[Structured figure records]

________________________

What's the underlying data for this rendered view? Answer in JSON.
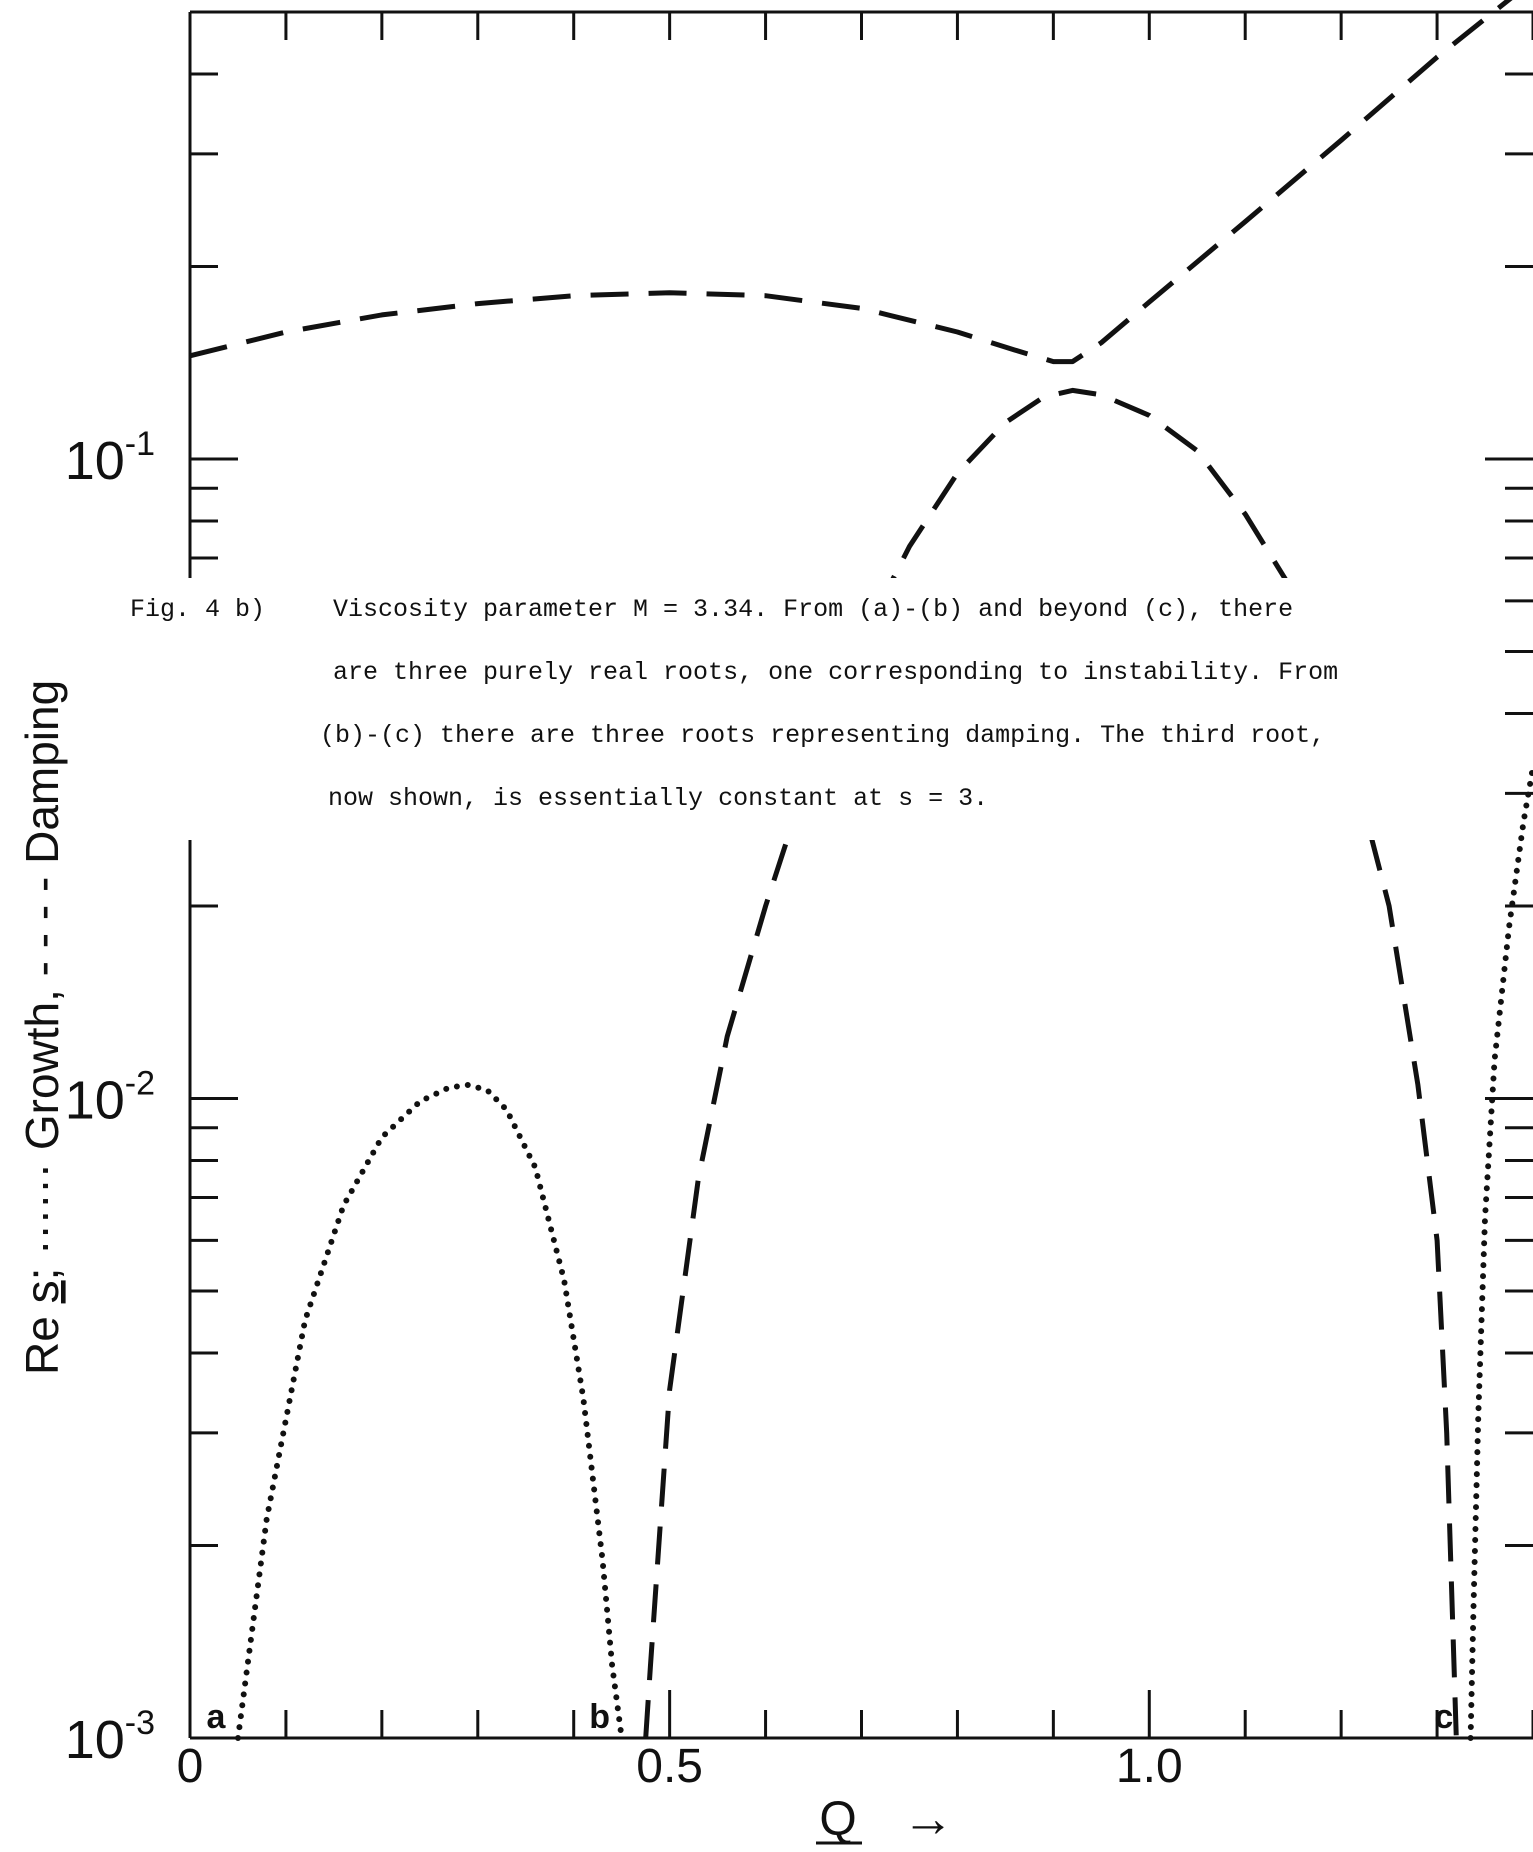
{
  "chart_data": {
    "type": "line",
    "xlabel": "Q",
    "ylabel": "Re s; ...... Growth, ---- Damping",
    "ylabel_parts": [
      "Re",
      "s",
      ";",
      "······",
      "Growth,",
      "- - - -",
      "Damping"
    ],
    "x_arrow": "→",
    "xlim": [
      0,
      1.4
    ],
    "ylim": [
      0.001,
      0.5
    ],
    "yscale": "log",
    "x_tick_labels": [
      "0",
      "0.5",
      "1.0"
    ],
    "x_tick_values": [
      0,
      0.5,
      1.0
    ],
    "y_tick_labels": [
      {
        "base": "10",
        "exp": "-3",
        "value": 0.001
      },
      {
        "base": "10",
        "exp": "-2",
        "value": 0.01
      },
      {
        "base": "10",
        "exp": "-1",
        "value": 0.1
      }
    ],
    "point_labels": [
      {
        "text": "a",
        "x": 0.05
      },
      {
        "text": "b",
        "x": 0.45
      },
      {
        "text": "c",
        "x": 1.33
      }
    ],
    "series": [
      {
        "style": "dotted",
        "x": [
          0.05,
          0.08,
          0.12,
          0.16,
          0.2,
          0.24,
          0.27,
          0.29,
          0.31,
          0.33,
          0.36,
          0.39,
          0.41,
          0.43,
          0.44,
          0.45
        ],
        "y": [
          0.001,
          0.0022,
          0.0045,
          0.0068,
          0.0087,
          0.0099,
          0.0104,
          0.0105,
          0.0103,
          0.0096,
          0.0078,
          0.0052,
          0.0034,
          0.0019,
          0.0013,
          0.001
        ]
      },
      {
        "style": "dashed",
        "x": [
          0.0,
          0.1,
          0.2,
          0.3,
          0.4,
          0.5,
          0.6,
          0.7,
          0.8,
          0.86,
          0.9,
          0.92,
          0.95,
          1.0,
          1.1,
          1.2,
          1.3,
          1.4
        ],
        "y": [
          0.145,
          0.158,
          0.168,
          0.175,
          0.18,
          0.182,
          0.18,
          0.172,
          0.158,
          0.148,
          0.142,
          0.142,
          0.152,
          0.176,
          0.235,
          0.315,
          0.425,
          0.56
        ]
      },
      {
        "style": "dashed",
        "x": [
          0.475,
          0.48,
          0.5,
          0.53,
          0.56,
          0.6,
          0.65,
          0.7,
          0.75,
          0.8,
          0.85,
          0.89,
          0.92,
          0.95,
          1.0,
          1.05,
          1.1,
          1.15,
          1.2,
          1.25,
          1.28,
          1.3,
          1.31,
          1.32
        ],
        "y": [
          0.001,
          0.0013,
          0.0035,
          0.0075,
          0.0125,
          0.02,
          0.034,
          0.052,
          0.073,
          0.095,
          0.114,
          0.125,
          0.128,
          0.126,
          0.117,
          0.103,
          0.082,
          0.062,
          0.039,
          0.02,
          0.0105,
          0.006,
          0.003,
          0.001
        ]
      },
      {
        "style": "dotted",
        "x": [
          1.335,
          1.338,
          1.343,
          1.35,
          1.36,
          1.375,
          1.39,
          1.4
        ],
        "y": [
          0.001,
          0.0016,
          0.0032,
          0.0065,
          0.0115,
          0.0185,
          0.027,
          0.033
        ]
      }
    ],
    "caption": {
      "label": "Fig. 4 b)",
      "lines": [
        "Viscosity parameter M =  3.34.  From (a)-(b) and beyond (c), there",
        "are three purely real roots, one corresponding to instability.  From",
        "(b)-(c) there are three roots representing damping.  The third root,",
        "now shown, is essentially constant at s =  3."
      ]
    },
    "grid": false,
    "legend": "none"
  }
}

________________________

What is needed:
Every line above should be returned exactly; the pictures stay out.

Correct response:
What's the underlying data for this rendered view? Answer in JSON.
{
  "chart_data": {
    "type": "line",
    "xlabel": "Q",
    "ylabel": "Re s; ...... Growth, ---- Damping",
    "ylabel_parts": [
      "Re",
      "s",
      ";",
      "······",
      "Growth,",
      "- - - -",
      "Damping"
    ],
    "x_arrow": "→",
    "xlim": [
      0,
      1.4
    ],
    "ylim": [
      0.001,
      0.5
    ],
    "yscale": "log",
    "x_tick_labels": [
      "0",
      "0.5",
      "1.0"
    ],
    "x_tick_values": [
      0,
      0.5,
      1.0
    ],
    "y_tick_labels": [
      {
        "base": "10",
        "exp": "-3",
        "value": 0.001
      },
      {
        "base": "10",
        "exp": "-2",
        "value": 0.01
      },
      {
        "base": "10",
        "exp": "-1",
        "value": 0.1
      }
    ],
    "point_labels": [
      {
        "text": "a",
        "x": 0.05
      },
      {
        "text": "b",
        "x": 0.45
      },
      {
        "text": "c",
        "x": 1.33
      }
    ],
    "series": [
      {
        "style": "dotted",
        "x": [
          0.05,
          0.08,
          0.12,
          0.16,
          0.2,
          0.24,
          0.27,
          0.29,
          0.31,
          0.33,
          0.36,
          0.39,
          0.41,
          0.43,
          0.44,
          0.45
        ],
        "y": [
          0.001,
          0.0022,
          0.0045,
          0.0068,
          0.0087,
          0.0099,
          0.0104,
          0.0105,
          0.0103,
          0.0096,
          0.0078,
          0.0052,
          0.0034,
          0.0019,
          0.0013,
          0.001
        ]
      },
      {
        "style": "dashed",
        "x": [
          0.0,
          0.1,
          0.2,
          0.3,
          0.4,
          0.5,
          0.6,
          0.7,
          0.8,
          0.86,
          0.9,
          0.92,
          0.95,
          1.0,
          1.1,
          1.2,
          1.3,
          1.4
        ],
        "y": [
          0.145,
          0.158,
          0.168,
          0.175,
          0.18,
          0.182,
          0.18,
          0.172,
          0.158,
          0.148,
          0.142,
          0.142,
          0.152,
          0.176,
          0.235,
          0.315,
          0.425,
          0.56
        ]
      },
      {
        "style": "dashed",
        "x": [
          0.475,
          0.48,
          0.5,
          0.53,
          0.56,
          0.6,
          0.65,
          0.7,
          0.75,
          0.8,
          0.85,
          0.89,
          0.92,
          0.95,
          1.0,
          1.05,
          1.1,
          1.15,
          1.2,
          1.25,
          1.28,
          1.3,
          1.31,
          1.32
        ],
        "y": [
          0.001,
          0.0013,
          0.0035,
          0.0075,
          0.0125,
          0.02,
          0.034,
          0.052,
          0.073,
          0.095,
          0.114,
          0.125,
          0.128,
          0.126,
          0.117,
          0.103,
          0.082,
          0.062,
          0.039,
          0.02,
          0.0105,
          0.006,
          0.003,
          0.001
        ]
      },
      {
        "style": "dotted",
        "x": [
          1.335,
          1.338,
          1.343,
          1.35,
          1.36,
          1.375,
          1.39,
          1.4
        ],
        "y": [
          0.001,
          0.0016,
          0.0032,
          0.0065,
          0.0115,
          0.0185,
          0.027,
          0.033
        ]
      }
    ],
    "caption": {
      "label": "Fig. 4 b)",
      "lines": [
        "Viscosity parameter M =  3.34.  From (a)-(b) and beyond (c), there",
        "are three purely real roots, one corresponding to instability.  From",
        "(b)-(c) there are three roots representing damping.  The third root,",
        "now shown, is essentially constant at s =  3."
      ]
    },
    "grid": false,
    "legend": "none"
  }
}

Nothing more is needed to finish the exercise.